For each line of the data below that holds "title", copy the line.

++++++++

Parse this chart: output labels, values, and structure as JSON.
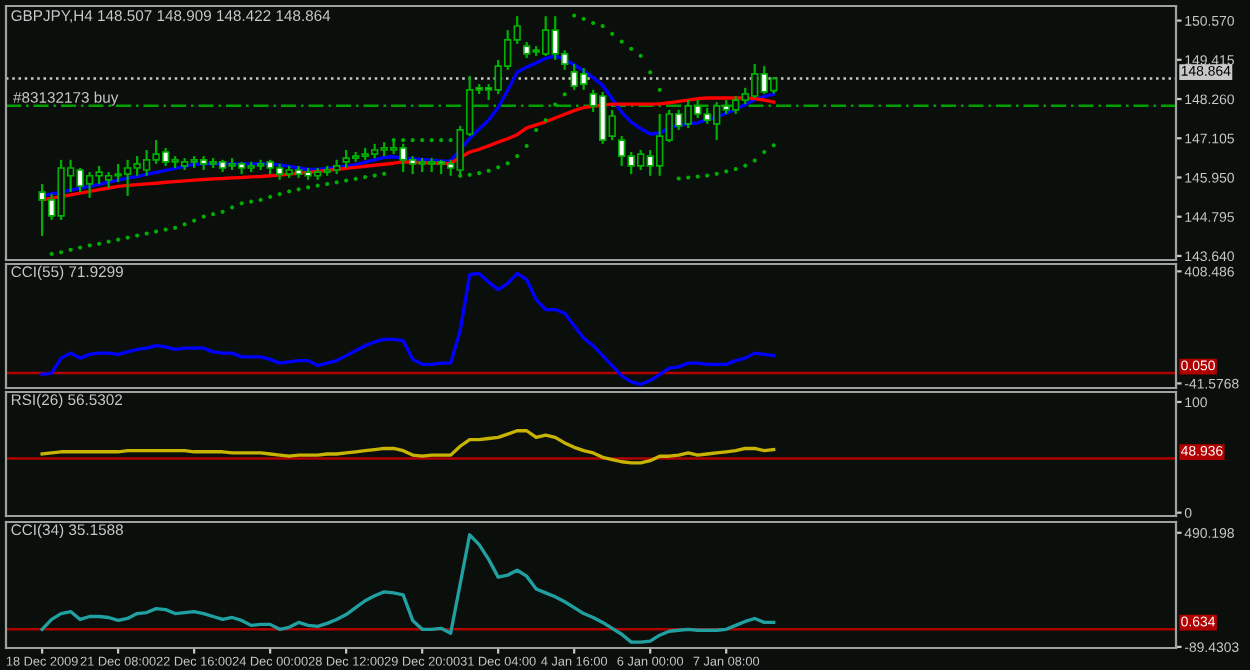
{
  "chart_data": [
    {
      "type": "candlestick",
      "title": "GBPJPY,H4 148.507 148.909 148.422 148.864",
      "color": "#00b000",
      "categories": [
        null,
        null,
        null,
        null,
        null,
        null,
        null,
        null,
        null,
        null,
        null,
        null,
        null,
        null,
        null,
        null,
        null,
        null,
        null,
        null,
        null,
        null,
        null,
        null,
        null,
        null,
        null,
        null,
        null,
        null,
        null,
        null,
        null,
        null,
        null,
        null,
        null,
        null,
        null,
        null,
        null,
        null,
        null,
        null,
        null,
        null,
        null,
        null,
        null,
        null,
        null,
        null,
        null,
        null,
        null,
        null,
        null,
        null,
        null,
        null,
        null,
        null,
        null,
        null,
        null,
        null,
        null,
        null,
        null,
        null,
        null,
        null,
        null,
        null,
        null,
        null,
        null,
        null
      ],
      "ohlc": [
        [
          145.52,
          145.76,
          144.23,
          145.29
        ],
        [
          145.29,
          145.46,
          144.7,
          144.82
        ],
        [
          144.82,
          146.47,
          144.7,
          146.23
        ],
        [
          146.0,
          146.47,
          145.52,
          146.23
        ],
        [
          146.17,
          146.23,
          145.52,
          145.7
        ],
        [
          145.76,
          146.11,
          145.35,
          146.0
        ],
        [
          146.0,
          146.29,
          145.76,
          146.11
        ],
        [
          145.88,
          146.11,
          145.64,
          146.0
        ],
        [
          146.0,
          146.35,
          145.82,
          146.05
        ],
        [
          146.05,
          146.47,
          145.41,
          146.23
        ],
        [
          146.23,
          146.58,
          146.0,
          146.35
        ],
        [
          146.17,
          146.76,
          146.0,
          146.47
        ],
        [
          146.47,
          147.05,
          146.35,
          146.64
        ],
        [
          146.7,
          146.82,
          146.29,
          146.41
        ],
        [
          146.41,
          146.58,
          146.23,
          146.47
        ],
        [
          146.29,
          146.52,
          146.17,
          146.41
        ],
        [
          146.41,
          146.58,
          146.23,
          146.47
        ],
        [
          146.47,
          146.58,
          146.17,
          146.35
        ],
        [
          146.35,
          146.52,
          146.23,
          146.41
        ],
        [
          146.41,
          146.47,
          146.11,
          146.23
        ],
        [
          146.29,
          146.52,
          146.17,
          146.35
        ],
        [
          146.35,
          146.41,
          146.05,
          146.23
        ],
        [
          146.23,
          146.41,
          146.11,
          146.29
        ],
        [
          146.29,
          146.47,
          146.17,
          146.35
        ],
        [
          146.41,
          146.47,
          146.05,
          146.23
        ],
        [
          146.23,
          146.35,
          145.88,
          146.05
        ],
        [
          146.05,
          146.29,
          145.94,
          146.17
        ],
        [
          146.17,
          146.29,
          145.94,
          146.05
        ],
        [
          146.11,
          146.23,
          145.88,
          146.0
        ],
        [
          146.0,
          146.23,
          145.88,
          146.11
        ],
        [
          146.11,
          146.29,
          146.0,
          146.17
        ],
        [
          146.17,
          146.47,
          146.05,
          146.29
        ],
        [
          146.41,
          146.76,
          146.23,
          146.52
        ],
        [
          146.52,
          146.7,
          146.41,
          146.58
        ],
        [
          146.58,
          146.82,
          146.47,
          146.64
        ],
        [
          146.64,
          146.94,
          146.52,
          146.76
        ],
        [
          146.76,
          146.99,
          146.58,
          146.82
        ],
        [
          146.76,
          147.05,
          146.64,
          146.82
        ],
        [
          146.82,
          146.94,
          146.11,
          146.47
        ],
        [
          146.47,
          146.58,
          146.05,
          146.35
        ],
        [
          146.35,
          146.52,
          146.11,
          146.41
        ],
        [
          146.35,
          146.52,
          146.11,
          146.41
        ],
        [
          146.41,
          146.47,
          146.05,
          146.35
        ],
        [
          146.35,
          146.47,
          146.0,
          146.23
        ],
        [
          146.17,
          147.47,
          146.0,
          147.35
        ],
        [
          147.23,
          148.94,
          147.17,
          148.53
        ],
        [
          148.59,
          148.7,
          148.41,
          148.53
        ],
        [
          148.59,
          148.7,
          148.23,
          148.53
        ],
        [
          148.53,
          149.41,
          148.41,
          149.23
        ],
        [
          149.23,
          150.29,
          149.12,
          150.0
        ],
        [
          150.0,
          150.7,
          149.88,
          150.41
        ],
        [
          149.82,
          149.94,
          149.47,
          149.59
        ],
        [
          149.65,
          149.82,
          149.53,
          149.7
        ],
        [
          149.59,
          150.7,
          149.53,
          150.29
        ],
        [
          150.29,
          150.7,
          149.41,
          149.59
        ],
        [
          149.59,
          149.7,
          149.12,
          149.29
        ],
        [
          149.06,
          149.29,
          148.53,
          148.64
        ],
        [
          149.0,
          149.17,
          148.53,
          148.7
        ],
        [
          148.41,
          148.53,
          147.88,
          148.06
        ],
        [
          148.35,
          148.47,
          146.94,
          147.05
        ],
        [
          147.17,
          147.94,
          147.05,
          147.76
        ],
        [
          147.05,
          147.17,
          146.29,
          146.58
        ],
        [
          146.58,
          146.7,
          146.05,
          146.29
        ],
        [
          146.29,
          146.76,
          146.17,
          146.64
        ],
        [
          146.58,
          146.76,
          146.0,
          146.29
        ],
        [
          146.29,
          147.82,
          146.0,
          147.17
        ],
        [
          147.05,
          147.94,
          146.99,
          147.82
        ],
        [
          147.82,
          147.94,
          147.35,
          147.47
        ],
        [
          147.53,
          148.23,
          147.41,
          148.06
        ],
        [
          148.06,
          148.23,
          147.7,
          147.82
        ],
        [
          147.82,
          148.0,
          147.53,
          147.64
        ],
        [
          147.53,
          148.17,
          147.05,
          148.06
        ],
        [
          148.06,
          148.23,
          147.82,
          147.94
        ],
        [
          147.94,
          148.35,
          147.82,
          148.23
        ],
        [
          148.23,
          148.59,
          148.11,
          148.41
        ],
        [
          148.35,
          149.29,
          148.29,
          149.0
        ],
        [
          149.0,
          149.23,
          148.41,
          148.47
        ],
        [
          148.507,
          148.909,
          148.422,
          148.864
        ]
      ],
      "series": [
        {
          "type": "line",
          "color": "#0000ff",
          "values": [
            145.41,
            145.47,
            145.52,
            145.58,
            145.64,
            145.69,
            145.75,
            145.81,
            145.87,
            145.93,
            145.98,
            146.04,
            146.1,
            146.16,
            146.22,
            146.28,
            146.34,
            146.35,
            146.35,
            146.35,
            146.35,
            146.35,
            146.35,
            146.35,
            146.35,
            146.32,
            146.28,
            146.23,
            146.19,
            146.19,
            146.22,
            146.25,
            146.28,
            146.33,
            146.4,
            146.47,
            146.54,
            146.56,
            146.52,
            146.5,
            146.48,
            146.46,
            146.43,
            146.44,
            146.77,
            147.1,
            147.38,
            147.64,
            148.01,
            148.52,
            149.05,
            149.2,
            149.32,
            149.46,
            149.53,
            149.42,
            149.27,
            149.09,
            148.89,
            148.66,
            148.27,
            147.87,
            147.58,
            147.39,
            147.23,
            147.26,
            147.41,
            147.49,
            147.53,
            147.56,
            147.66,
            147.73,
            147.84,
            147.95,
            148.1,
            148.24,
            148.34,
            148.41
          ]
        },
        {
          "type": "line",
          "color": "#ff0000",
          "values": [
            145.29,
            145.34,
            145.39,
            145.44,
            145.49,
            145.54,
            145.59,
            145.64,
            145.69,
            145.72,
            145.74,
            145.76,
            145.78,
            145.81,
            145.83,
            145.85,
            145.87,
            145.89,
            145.91,
            145.92,
            145.94,
            145.95,
            145.97,
            145.98,
            146.0,
            146.02,
            146.05,
            146.08,
            146.1,
            146.13,
            146.16,
            146.19,
            146.22,
            146.25,
            146.28,
            146.31,
            146.34,
            146.37,
            146.41,
            146.4,
            146.39,
            146.38,
            146.36,
            146.37,
            146.54,
            146.7,
            146.78,
            146.88,
            146.99,
            147.09,
            147.21,
            147.41,
            147.5,
            147.59,
            147.7,
            147.81,
            147.92,
            148.01,
            148.05,
            148.08,
            148.11,
            148.11,
            148.11,
            148.11,
            148.11,
            148.12,
            148.15,
            148.19,
            148.23,
            148.27,
            148.29,
            148.29,
            148.29,
            148.29,
            148.29,
            148.27,
            148.23,
            148.17
          ]
        },
        {
          "type": "scatter",
          "color": "#00b000",
          "marker": "circle",
          "values": [
            null,
            143.7,
            143.75,
            143.82,
            143.89,
            143.95,
            144.0,
            144.06,
            144.12,
            144.18,
            144.24,
            144.3,
            144.36,
            144.42,
            144.47,
            144.57,
            144.68,
            144.8,
            144.87,
            144.94,
            145.07,
            145.19,
            145.24,
            145.29,
            145.38,
            145.46,
            145.54,
            145.6,
            145.66,
            145.71,
            145.76,
            145.81,
            145.86,
            145.91,
            145.96,
            146.01,
            146.06,
            147.05,
            147.05,
            147.05,
            147.05,
            147.05,
            147.05,
            147.05,
            146.0,
            146.03,
            146.08,
            146.15,
            146.25,
            146.37,
            146.58,
            146.88,
            147.35,
            147.64,
            148.1,
            148.4,
            150.72,
            150.62,
            150.5,
            150.41,
            150.18,
            149.95,
            149.74,
            149.53,
            149.05,
            148.53,
            null,
            145.92,
            145.95,
            145.98,
            146.01,
            146.06,
            146.13,
            146.2,
            146.3,
            146.45,
            146.7,
            146.9
          ]
        }
      ],
      "ylim": [
        143.52,
        151.0
      ],
      "yticks": [
        {
          "value": 150.57,
          "label": "150.570"
        },
        149.415,
        {
          "value": 148.26,
          "label": "148.260"
        },
        147.105,
        {
          "value": 145.95,
          "label": "145.950"
        },
        144.795,
        {
          "value": 143.64,
          "label": "143.640"
        }
      ],
      "ref_lines": [
        {
          "axis": "y",
          "value": 148.864,
          "label": "148.864",
          "color": "#c8c8c8",
          "line_style": "dotted"
        },
        {
          "axis": "y",
          "value": 148.06,
          "label": "#83132173 buy",
          "color": "#00a000",
          "line_style": "dashed"
        }
      ],
      "tick_labels": "y"
    },
    {
      "type": "line",
      "title": "CCI(55) 71.9299",
      "categories": [
        null,
        null,
        null,
        null,
        null,
        null,
        null,
        null,
        null,
        null,
        null,
        null,
        null,
        null,
        null,
        null,
        null,
        null,
        null,
        null,
        null,
        null,
        null,
        null,
        null,
        null,
        null,
        null,
        null,
        null,
        null,
        null,
        null,
        null,
        null,
        null,
        null,
        null,
        null,
        null,
        null,
        null,
        null,
        null,
        null,
        null,
        null,
        null,
        null,
        null,
        null,
        null,
        null,
        null,
        null,
        null,
        null,
        null,
        null,
        null,
        null,
        null,
        null,
        null,
        null,
        null,
        null,
        null,
        null,
        null,
        null,
        null,
        null,
        null,
        null,
        null,
        null,
        null
      ],
      "series": [
        {
          "color": "#0000ff",
          "values": [
            -5,
            0,
            60,
            80,
            60,
            75,
            80,
            80,
            75,
            85,
            95,
            100,
            110,
            105,
            95,
            100,
            100,
            100,
            85,
            80,
            80,
            65,
            65,
            65,
            55,
            40,
            45,
            50,
            50,
            30,
            40,
            50,
            70,
            90,
            110,
            125,
            135,
            135,
            130,
            55,
            35,
            35,
            40,
            40,
            170,
            395,
            400,
            365,
            335,
            360,
            400,
            375,
            295,
            255,
            255,
            240,
            190,
            140,
            110,
            70,
            30,
            -10,
            -35,
            -45,
            -30,
            -5,
            20,
            25,
            40,
            40,
            35,
            35,
            35,
            50,
            60,
            80,
            75,
            70
          ]
        }
      ],
      "ylim": [
        -60,
        438
      ],
      "yticks": [
        408.486,
        -41.5768
      ],
      "ref_lines": [
        {
          "axis": "y",
          "value": 0.05,
          "label": "0.050",
          "color": "#b00000",
          "line_style": "solid"
        }
      ],
      "tick_labels": "y"
    },
    {
      "type": "line",
      "title": "RSI(26) 56.5302",
      "categories": [
        null,
        null,
        null,
        null,
        null,
        null,
        null,
        null,
        null,
        null,
        null,
        null,
        null,
        null,
        null,
        null,
        null,
        null,
        null,
        null,
        null,
        null,
        null,
        null,
        null,
        null,
        null,
        null,
        null,
        null,
        null,
        null,
        null,
        null,
        null,
        null,
        null,
        null,
        null,
        null,
        null,
        null,
        null,
        null,
        null,
        null,
        null,
        null,
        null,
        null,
        null,
        null,
        null,
        null,
        null,
        null,
        null,
        null,
        null,
        null,
        null,
        null,
        null,
        null,
        null,
        null,
        null,
        null,
        null,
        null,
        null,
        null,
        null,
        null,
        null,
        null,
        null,
        null
      ],
      "series": [
        {
          "color": "#c8b400",
          "values": [
            53,
            54,
            55,
            55,
            55,
            55,
            55,
            55,
            55,
            56,
            56,
            56,
            56,
            56,
            56,
            56,
            55,
            55,
            55,
            55,
            54,
            54,
            54,
            54,
            53,
            52,
            51,
            52,
            52,
            52,
            53,
            53,
            54,
            55,
            56,
            57,
            58,
            58,
            56,
            52,
            51,
            52,
            52,
            52,
            60,
            66,
            66,
            67,
            68,
            71,
            74,
            74,
            68,
            70,
            68,
            63,
            59,
            56,
            54,
            50,
            48,
            46,
            45,
            45,
            47,
            51,
            51,
            52,
            54,
            52,
            53,
            54,
            55,
            56,
            58,
            58,
            56,
            57
          ]
        }
      ],
      "ylim": [
        -3,
        109
      ],
      "yticks": [
        100,
        0
      ],
      "ref_lines": [
        {
          "axis": "y",
          "value": 48.936,
          "label": "48.936",
          "color": "#b00000",
          "line_style": "solid"
        }
      ],
      "tick_labels": "y"
    },
    {
      "type": "line",
      "title": "CCI(34) 35.1588",
      "categories": [
        "18 Dec 2009",
        null,
        null,
        null,
        null,
        null,
        null,
        null,
        "21 Dec 08:00",
        null,
        null,
        null,
        null,
        null,
        null,
        null,
        "22 Dec 16:00",
        null,
        null,
        null,
        null,
        null,
        null,
        null,
        "24 Dec 00:00",
        null,
        null,
        null,
        null,
        null,
        null,
        null,
        "28 Dec 12:00",
        null,
        null,
        null,
        null,
        null,
        null,
        null,
        "29 Dec 20:00",
        null,
        null,
        null,
        null,
        null,
        null,
        null,
        "31 Dec 04:00",
        null,
        null,
        null,
        null,
        null,
        null,
        null,
        "4 Jan 16:00",
        null,
        null,
        null,
        null,
        null,
        null,
        null,
        "6 Jan 00:00",
        null,
        null,
        null,
        null,
        null,
        null,
        null,
        "7 Jan 08:00",
        null,
        null,
        null,
        null,
        null
      ],
      "series": [
        {
          "color": "#20a0a0",
          "values": [
            0,
            50,
            80,
            90,
            50,
            65,
            65,
            60,
            45,
            55,
            80,
            85,
            105,
            100,
            80,
            85,
            90,
            80,
            65,
            50,
            60,
            45,
            20,
            25,
            25,
            0,
            10,
            35,
            20,
            15,
            30,
            50,
            75,
            110,
            145,
            170,
            190,
            185,
            175,
            45,
            0,
            0,
            5,
            -20,
            230,
            480,
            430,
            355,
            265,
            275,
            300,
            270,
            205,
            185,
            165,
            140,
            110,
            80,
            60,
            35,
            5,
            -25,
            -65,
            -65,
            -60,
            -30,
            -10,
            -5,
            0,
            -5,
            -5,
            -5,
            0,
            20,
            40,
            55,
            35,
            35
          ]
        }
      ],
      "ylim": [
        -95,
        545
      ],
      "yticks": [
        490.198,
        -89.4303
      ],
      "ref_lines": [
        {
          "axis": "y",
          "value": 0.634,
          "label": "0.634",
          "color": "#b00000",
          "line_style": "solid"
        }
      ]
    }
  ]
}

++++++++

- _Solution to the exercise_:
      "title": "GBPJPY,H4 148.507 148.909 148.422 148.864",
      "title": "CCI(55) 71.9299",
      "title": "RSI(26) 56.5302",
      "title": "CCI(34) 35.1588",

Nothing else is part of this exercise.